● Problem requirements
Make an exact transcription of the material, leaving out all images.

● Recorded data

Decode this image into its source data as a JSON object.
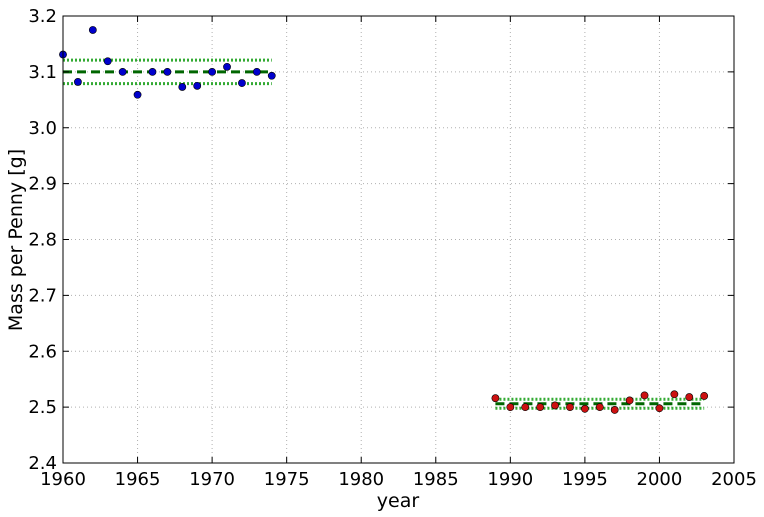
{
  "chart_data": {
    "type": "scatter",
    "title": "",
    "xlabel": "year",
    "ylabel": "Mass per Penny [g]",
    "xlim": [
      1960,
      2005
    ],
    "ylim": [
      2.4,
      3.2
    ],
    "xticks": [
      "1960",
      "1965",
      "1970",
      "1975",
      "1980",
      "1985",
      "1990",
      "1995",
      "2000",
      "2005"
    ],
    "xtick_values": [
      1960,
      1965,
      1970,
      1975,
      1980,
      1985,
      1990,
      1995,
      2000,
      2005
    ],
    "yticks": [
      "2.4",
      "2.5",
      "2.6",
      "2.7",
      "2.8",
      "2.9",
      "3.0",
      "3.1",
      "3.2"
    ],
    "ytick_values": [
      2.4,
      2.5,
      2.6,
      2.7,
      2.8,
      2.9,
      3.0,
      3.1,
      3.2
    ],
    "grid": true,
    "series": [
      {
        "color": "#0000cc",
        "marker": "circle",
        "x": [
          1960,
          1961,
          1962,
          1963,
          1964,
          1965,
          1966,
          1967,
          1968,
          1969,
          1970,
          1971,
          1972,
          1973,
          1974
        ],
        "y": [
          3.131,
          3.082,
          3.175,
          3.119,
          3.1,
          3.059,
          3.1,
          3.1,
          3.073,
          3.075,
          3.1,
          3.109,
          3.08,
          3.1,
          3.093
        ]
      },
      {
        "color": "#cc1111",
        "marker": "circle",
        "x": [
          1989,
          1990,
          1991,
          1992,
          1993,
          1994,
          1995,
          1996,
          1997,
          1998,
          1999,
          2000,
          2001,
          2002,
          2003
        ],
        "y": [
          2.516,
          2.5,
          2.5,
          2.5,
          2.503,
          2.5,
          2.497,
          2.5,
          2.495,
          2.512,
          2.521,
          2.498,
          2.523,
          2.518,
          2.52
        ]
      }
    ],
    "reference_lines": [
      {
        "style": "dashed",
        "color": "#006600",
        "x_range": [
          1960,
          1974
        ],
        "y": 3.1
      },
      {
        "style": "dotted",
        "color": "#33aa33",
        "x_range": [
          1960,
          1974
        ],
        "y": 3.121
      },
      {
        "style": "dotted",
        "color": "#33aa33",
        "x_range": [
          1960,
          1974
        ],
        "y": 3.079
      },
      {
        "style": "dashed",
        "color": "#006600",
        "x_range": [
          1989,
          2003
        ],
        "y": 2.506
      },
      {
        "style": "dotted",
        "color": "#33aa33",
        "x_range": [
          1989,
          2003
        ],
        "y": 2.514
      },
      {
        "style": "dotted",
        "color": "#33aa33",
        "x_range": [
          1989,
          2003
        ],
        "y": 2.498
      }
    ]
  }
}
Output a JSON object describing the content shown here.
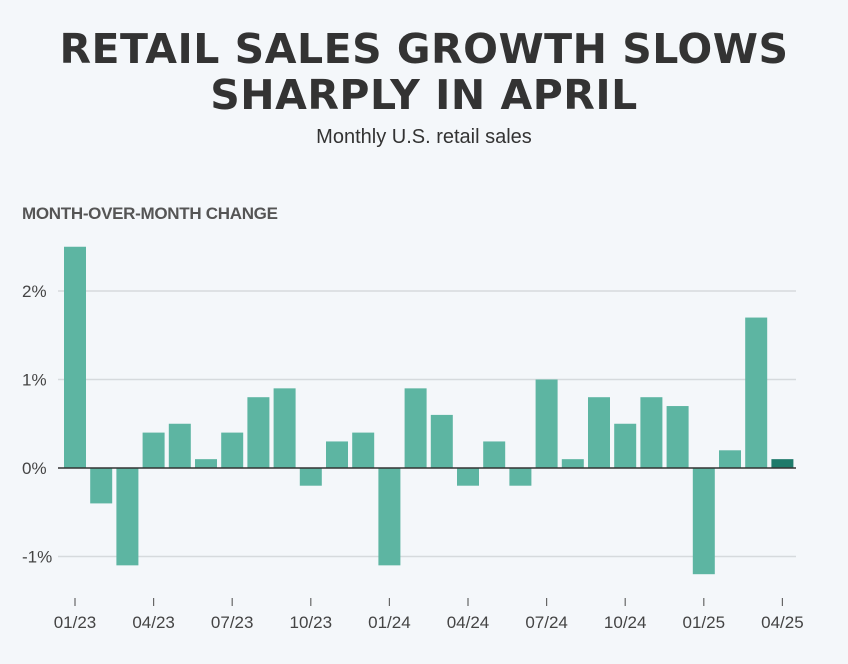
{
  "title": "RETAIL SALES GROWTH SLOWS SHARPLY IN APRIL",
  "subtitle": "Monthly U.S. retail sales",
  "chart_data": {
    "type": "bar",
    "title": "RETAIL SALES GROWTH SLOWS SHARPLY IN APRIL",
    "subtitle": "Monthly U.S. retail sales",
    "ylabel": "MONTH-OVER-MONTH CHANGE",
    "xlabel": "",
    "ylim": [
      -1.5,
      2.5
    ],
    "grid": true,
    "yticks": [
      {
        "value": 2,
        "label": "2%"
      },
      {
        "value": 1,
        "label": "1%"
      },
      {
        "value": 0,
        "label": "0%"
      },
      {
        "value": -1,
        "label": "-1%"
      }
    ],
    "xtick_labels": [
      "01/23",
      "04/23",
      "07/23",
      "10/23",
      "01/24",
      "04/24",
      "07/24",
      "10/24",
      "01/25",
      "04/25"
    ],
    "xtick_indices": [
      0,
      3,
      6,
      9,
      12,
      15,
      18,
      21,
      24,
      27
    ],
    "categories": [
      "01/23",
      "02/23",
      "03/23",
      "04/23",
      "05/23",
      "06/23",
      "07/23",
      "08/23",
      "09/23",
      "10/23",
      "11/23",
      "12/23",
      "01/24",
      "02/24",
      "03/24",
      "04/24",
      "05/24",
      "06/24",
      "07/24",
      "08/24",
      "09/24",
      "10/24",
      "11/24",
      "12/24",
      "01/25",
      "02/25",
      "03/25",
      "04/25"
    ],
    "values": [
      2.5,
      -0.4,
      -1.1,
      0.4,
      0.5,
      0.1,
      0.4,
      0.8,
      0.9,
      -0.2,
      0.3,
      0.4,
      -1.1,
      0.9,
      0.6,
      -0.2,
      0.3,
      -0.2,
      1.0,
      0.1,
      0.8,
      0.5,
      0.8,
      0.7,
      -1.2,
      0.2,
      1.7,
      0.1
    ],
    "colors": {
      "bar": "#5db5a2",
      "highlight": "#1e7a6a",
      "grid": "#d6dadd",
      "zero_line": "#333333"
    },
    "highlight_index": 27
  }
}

● Exercise solution
Decode this image into its source data as a JSON object.
{
  "chart_data": {
    "type": "scatter",
    "title": "",
    "xlabel": "year",
    "ylabel": "Mass per Penny [g]",
    "xlim": [
      1960,
      2005
    ],
    "ylim": [
      2.4,
      3.2
    ],
    "xticks": [
      "1960",
      "1965",
      "1970",
      "1975",
      "1980",
      "1985",
      "1990",
      "1995",
      "2000",
      "2005"
    ],
    "xtick_values": [
      1960,
      1965,
      1970,
      1975,
      1980,
      1985,
      1990,
      1995,
      2000,
      2005
    ],
    "yticks": [
      "2.4",
      "2.5",
      "2.6",
      "2.7",
      "2.8",
      "2.9",
      "3.0",
      "3.1",
      "3.2"
    ],
    "ytick_values": [
      2.4,
      2.5,
      2.6,
      2.7,
      2.8,
      2.9,
      3.0,
      3.1,
      3.2
    ],
    "grid": true,
    "series": [
      {
        "color": "#0000cc",
        "marker": "circle",
        "x": [
          1960,
          1961,
          1962,
          1963,
          1964,
          1965,
          1966,
          1967,
          1968,
          1969,
          1970,
          1971,
          1972,
          1973,
          1974
        ],
        "y": [
          3.131,
          3.082,
          3.175,
          3.119,
          3.1,
          3.059,
          3.1,
          3.1,
          3.073,
          3.075,
          3.1,
          3.109,
          3.08,
          3.1,
          3.093
        ]
      },
      {
        "color": "#cc1111",
        "marker": "circle",
        "x": [
          1989,
          1990,
          1991,
          1992,
          1993,
          1994,
          1995,
          1996,
          1997,
          1998,
          1999,
          2000,
          2001,
          2002,
          2003
        ],
        "y": [
          2.516,
          2.5,
          2.5,
          2.5,
          2.503,
          2.5,
          2.497,
          2.5,
          2.495,
          2.512,
          2.521,
          2.498,
          2.523,
          2.518,
          2.52
        ]
      }
    ],
    "reference_lines": [
      {
        "style": "dashed",
        "color": "#006600",
        "x_range": [
          1960,
          1974
        ],
        "y": 3.1
      },
      {
        "style": "dotted",
        "color": "#33aa33",
        "x_range": [
          1960,
          1974
        ],
        "y": 3.121
      },
      {
        "style": "dotted",
        "color": "#33aa33",
        "x_range": [
          1960,
          1974
        ],
        "y": 3.079
      },
      {
        "style": "dashed",
        "color": "#006600",
        "x_range": [
          1989,
          2003
        ],
        "y": 2.506
      },
      {
        "style": "dotted",
        "color": "#33aa33",
        "x_range": [
          1989,
          2003
        ],
        "y": 2.514
      },
      {
        "style": "dotted",
        "color": "#33aa33",
        "x_range": [
          1989,
          2003
        ],
        "y": 2.498
      }
    ]
  }
}
Output a JSON object describing the content shown here.
{
  "title": "RETAIL SALES GROWTH SLOWS SHARPLY IN APRIL",
  "subtitle": "Monthly U.S. retail sales",
  "chart_data": {
    "type": "bar",
    "title": "RETAIL SALES GROWTH SLOWS SHARPLY IN APRIL",
    "subtitle": "Monthly U.S. retail sales",
    "ylabel": "MONTH-OVER-MONTH CHANGE",
    "xlabel": "",
    "ylim": [
      -1.5,
      2.5
    ],
    "grid": true,
    "yticks": [
      {
        "value": 2,
        "label": "2%"
      },
      {
        "value": 1,
        "label": "1%"
      },
      {
        "value": 0,
        "label": "0%"
      },
      {
        "value": -1,
        "label": "-1%"
      }
    ],
    "xtick_labels": [
      "01/23",
      "04/23",
      "07/23",
      "10/23",
      "01/24",
      "04/24",
      "07/24",
      "10/24",
      "01/25",
      "04/25"
    ],
    "xtick_indices": [
      0,
      3,
      6,
      9,
      12,
      15,
      18,
      21,
      24,
      27
    ],
    "categories": [
      "01/23",
      "02/23",
      "03/23",
      "04/23",
      "05/23",
      "06/23",
      "07/23",
      "08/23",
      "09/23",
      "10/23",
      "11/23",
      "12/23",
      "01/24",
      "02/24",
      "03/24",
      "04/24",
      "05/24",
      "06/24",
      "07/24",
      "08/24",
      "09/24",
      "10/24",
      "11/24",
      "12/24",
      "01/25",
      "02/25",
      "03/25",
      "04/25"
    ],
    "values": [
      2.5,
      -0.4,
      -1.1,
      0.4,
      0.5,
      0.1,
      0.4,
      0.8,
      0.9,
      -0.2,
      0.3,
      0.4,
      -1.1,
      0.9,
      0.6,
      -0.2,
      0.3,
      -0.2,
      1.0,
      0.1,
      0.8,
      0.5,
      0.8,
      0.7,
      -1.2,
      0.2,
      1.7,
      0.1
    ],
    "colors": {
      "bar": "#5db5a2",
      "highlight": "#1e7a6a",
      "grid": "#d6dadd",
      "zero_line": "#333333"
    },
    "highlight_index": 27
  }
}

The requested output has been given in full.